■ **PROBLEM TO WORK ON**: Write out each line exactly as given. Leave the pictures out of your copy.

■ **INFORMATION SUPPLIED**:
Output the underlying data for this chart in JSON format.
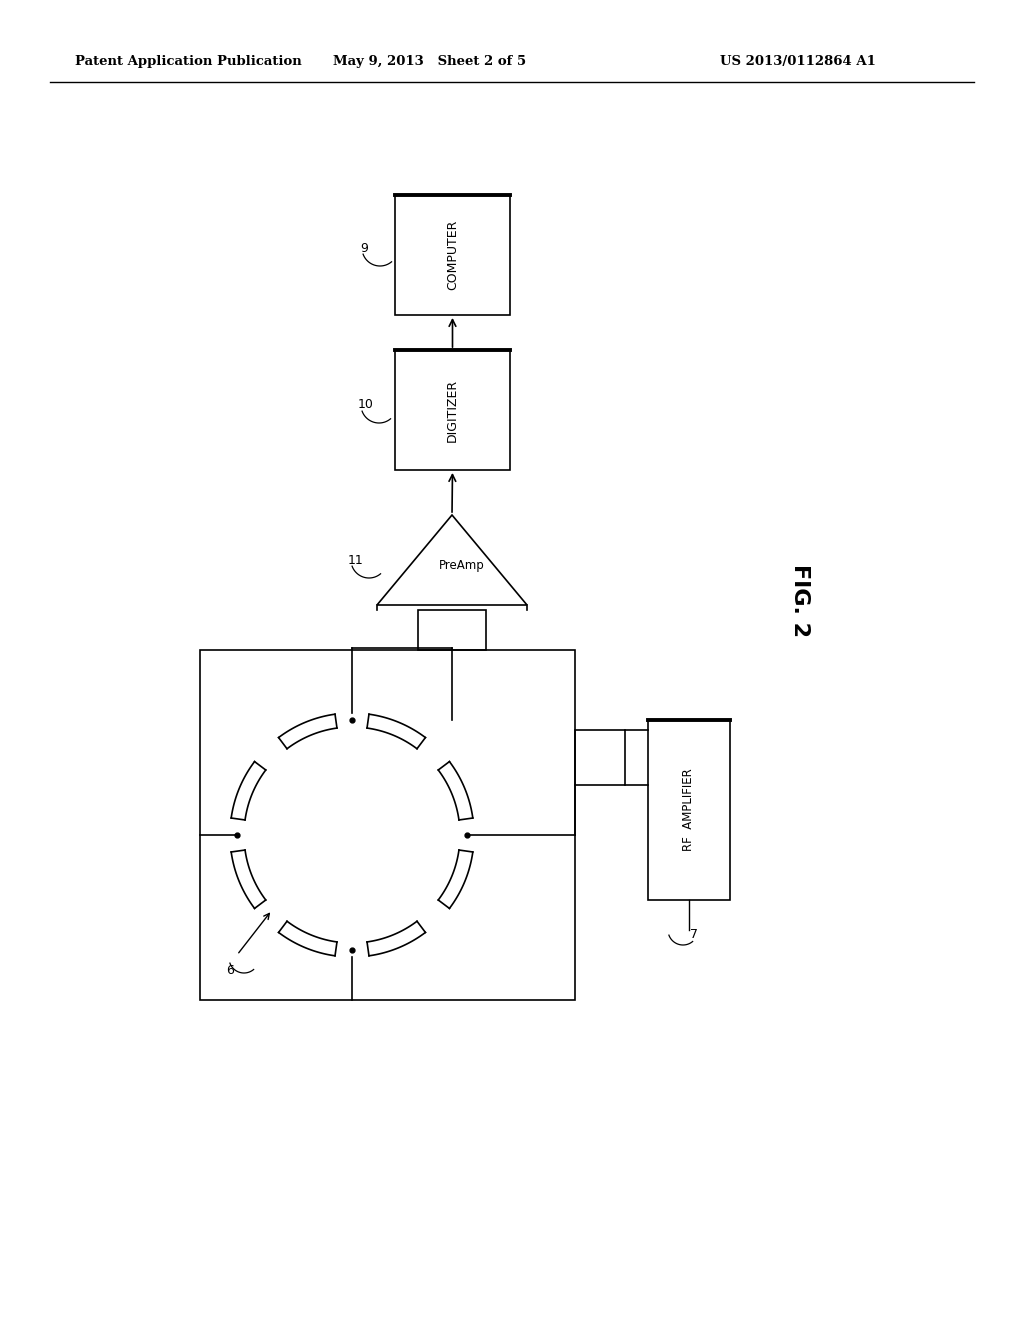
{
  "bg_color": "#ffffff",
  "header_left": "Patent Application Publication",
  "header_mid": "May 9, 2013   Sheet 2 of 5",
  "header_right": "US 2013/0112864 A1",
  "fig_label": "FIG. 2",
  "computer_label": "COMPUTER",
  "digitizer_label": "DIGITIZER",
  "preamp_label": "PreAmp",
  "rf_amp_label": "RF  AMPLIFIER",
  "label_9": "9",
  "label_10": "10",
  "label_11": "11",
  "label_6": "6",
  "label_7": "7"
}
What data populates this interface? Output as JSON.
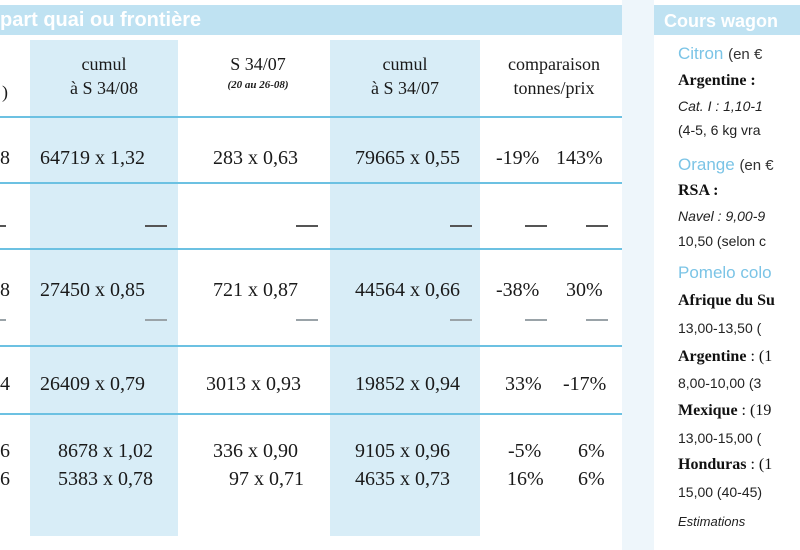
{
  "left": {
    "banner_title": "part quai ou frontière",
    "headers": [
      {
        "label": "",
        "sub": ""
      },
      {
        "label": "cumul",
        "sub": "à S 34/08"
      },
      {
        "label": "S 34/07",
        "sub": "(20 au 26-08)"
      },
      {
        "label": "cumul",
        "sub": "à S 34/07"
      },
      {
        "label": "comparaison",
        "sub": "tonnes/prix"
      }
    ],
    "rows": [
      {
        "c0": "8",
        "c1": "64719 x 1,32",
        "c2": "283 x 0,63",
        "c3": "79665 x 0,55",
        "c4": "-19%",
        "c5": "143%"
      },
      {
        "c0": "8",
        "c1": "27450 x 0,85",
        "c2": "721 x 0,87",
        "c3": "44564 x 0,66",
        "c4": "-38%",
        "c5": "30%"
      },
      {
        "c0": "4",
        "c1": "26409 x 0,79",
        "c2": "3013 x 0,93",
        "c3": "19852 x 0,94",
        "c4": "33%",
        "c5": "-17%"
      },
      {
        "c0": "6",
        "c1": "8678 x 1,02",
        "c2": "336 x 0,90",
        "c3": "9105 x 0,96",
        "c4": "-5%",
        "c5": "6%"
      },
      {
        "c0": "6",
        "c1": "5383 x 0,78",
        "c2": "97 x 0,71",
        "c3": "4635 x 0,73",
        "c4": "16%",
        "c5": "6%"
      }
    ],
    "first_col_header": ")"
  },
  "right": {
    "title": "Cours wagon",
    "lines": [
      {
        "kind": "prod",
        "text": "Citron",
        "unit": "(en €"
      },
      {
        "kind": "country",
        "text": "Argentine :",
        "extra": ""
      },
      {
        "kind": "italic",
        "text": "Cat. I : 1,10-1"
      },
      {
        "kind": "plain",
        "text": "(4-5, 6 kg vra"
      },
      {
        "kind": "prod",
        "text": "Orange",
        "unit": "(en €"
      },
      {
        "kind": "country",
        "text": "RSA :",
        "extra": ""
      },
      {
        "kind": "italic",
        "text": "Navel : 9,00-9"
      },
      {
        "kind": "plain",
        "text": "10,50 (selon c"
      },
      {
        "kind": "prod",
        "text": "Pomelo colo",
        "unit": ""
      },
      {
        "kind": "country",
        "text": "Afrique du Su",
        "extra": ""
      },
      {
        "kind": "plain",
        "text": "13,00-13,50 ("
      },
      {
        "kind": "country",
        "text": "Argentine",
        "extra": " : (1"
      },
      {
        "kind": "plain",
        "text": "8,00-10,00 (3"
      },
      {
        "kind": "country",
        "text": "Mexique",
        "extra": " : (19"
      },
      {
        "kind": "plain",
        "text": "13,00-15,00 ("
      },
      {
        "kind": "country",
        "text": "Honduras",
        "extra": " : (1"
      },
      {
        "kind": "plain",
        "text": "15,00 (40-45)"
      },
      {
        "kind": "italic-small",
        "text": "Estimations"
      }
    ]
  },
  "colors": {
    "accent": "#6cc1e2",
    "banner": "#bfe2f2",
    "shade": "#d8edf7"
  }
}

■ **RESULT FOR THIS TASK**:
Output the underlying data for this chart in JSON format.
{
  "bg_color": "#ffffff",
  "header_left": "Patent Application Publication",
  "header_mid": "May 9, 2013   Sheet 2 of 5",
  "header_right": "US 2013/0112864 A1",
  "fig_label": "FIG. 2",
  "computer_label": "COMPUTER",
  "digitizer_label": "DIGITIZER",
  "preamp_label": "PreAmp",
  "rf_amp_label": "RF  AMPLIFIER",
  "label_9": "9",
  "label_10": "10",
  "label_11": "11",
  "label_6": "6",
  "label_7": "7"
}
What data populates this interface? Output as JSON.
{
  "left": {
    "banner_title": "part quai ou frontière",
    "headers": [
      {
        "label": "",
        "sub": ""
      },
      {
        "label": "cumul",
        "sub": "à S 34/08"
      },
      {
        "label": "S 34/07",
        "sub": "(20 au 26-08)"
      },
      {
        "label": "cumul",
        "sub": "à S 34/07"
      },
      {
        "label": "comparaison",
        "sub": "tonnes/prix"
      }
    ],
    "rows": [
      {
        "c0": "8",
        "c1": "64719 x 1,32",
        "c2": "283 x 0,63",
        "c3": "79665 x 0,55",
        "c4": "-19%",
        "c5": "143%"
      },
      {
        "c0": "8",
        "c1": "27450 x 0,85",
        "c2": "721 x 0,87",
        "c3": "44564 x 0,66",
        "c4": "-38%",
        "c5": "30%"
      },
      {
        "c0": "4",
        "c1": "26409 x 0,79",
        "c2": "3013 x 0,93",
        "c3": "19852 x 0,94",
        "c4": "33%",
        "c5": "-17%"
      },
      {
        "c0": "6",
        "c1": "8678 x 1,02",
        "c2": "336 x 0,90",
        "c3": "9105 x 0,96",
        "c4": "-5%",
        "c5": "6%"
      },
      {
        "c0": "6",
        "c1": "5383 x 0,78",
        "c2": "97 x 0,71",
        "c3": "4635 x 0,73",
        "c4": "16%",
        "c5": "6%"
      }
    ],
    "first_col_header": ")"
  },
  "right": {
    "title": "Cours wagon",
    "lines": [
      {
        "kind": "prod",
        "text": "Citron",
        "unit": "(en €"
      },
      {
        "kind": "country",
        "text": "Argentine :",
        "extra": ""
      },
      {
        "kind": "italic",
        "text": "Cat. I : 1,10-1"
      },
      {
        "kind": "plain",
        "text": "(4-5, 6 kg vra"
      },
      {
        "kind": "prod",
        "text": "Orange",
        "unit": "(en €"
      },
      {
        "kind": "country",
        "text": "RSA :",
        "extra": ""
      },
      {
        "kind": "italic",
        "text": "Navel : 9,00-9"
      },
      {
        "kind": "plain",
        "text": "10,50 (selon c"
      },
      {
        "kind": "prod",
        "text": "Pomelo colo",
        "unit": ""
      },
      {
        "kind": "country",
        "text": "Afrique du Su",
        "extra": ""
      },
      {
        "kind": "plain",
        "text": "13,00-13,50 ("
      },
      {
        "kind": "country",
        "text": "Argentine",
        "extra": " : (1"
      },
      {
        "kind": "plain",
        "text": "8,00-10,00 (3"
      },
      {
        "kind": "country",
        "text": "Mexique",
        "extra": " : (19"
      },
      {
        "kind": "plain",
        "text": "13,00-15,00 ("
      },
      {
        "kind": "country",
        "text": "Honduras",
        "extra": " : (1"
      },
      {
        "kind": "plain",
        "text": "15,00 (40-45)"
      },
      {
        "kind": "italic-small",
        "text": "Estimations"
      }
    ]
  },
  "colors": {
    "accent": "#6cc1e2",
    "banner": "#bfe2f2",
    "shade": "#d8edf7"
  }
}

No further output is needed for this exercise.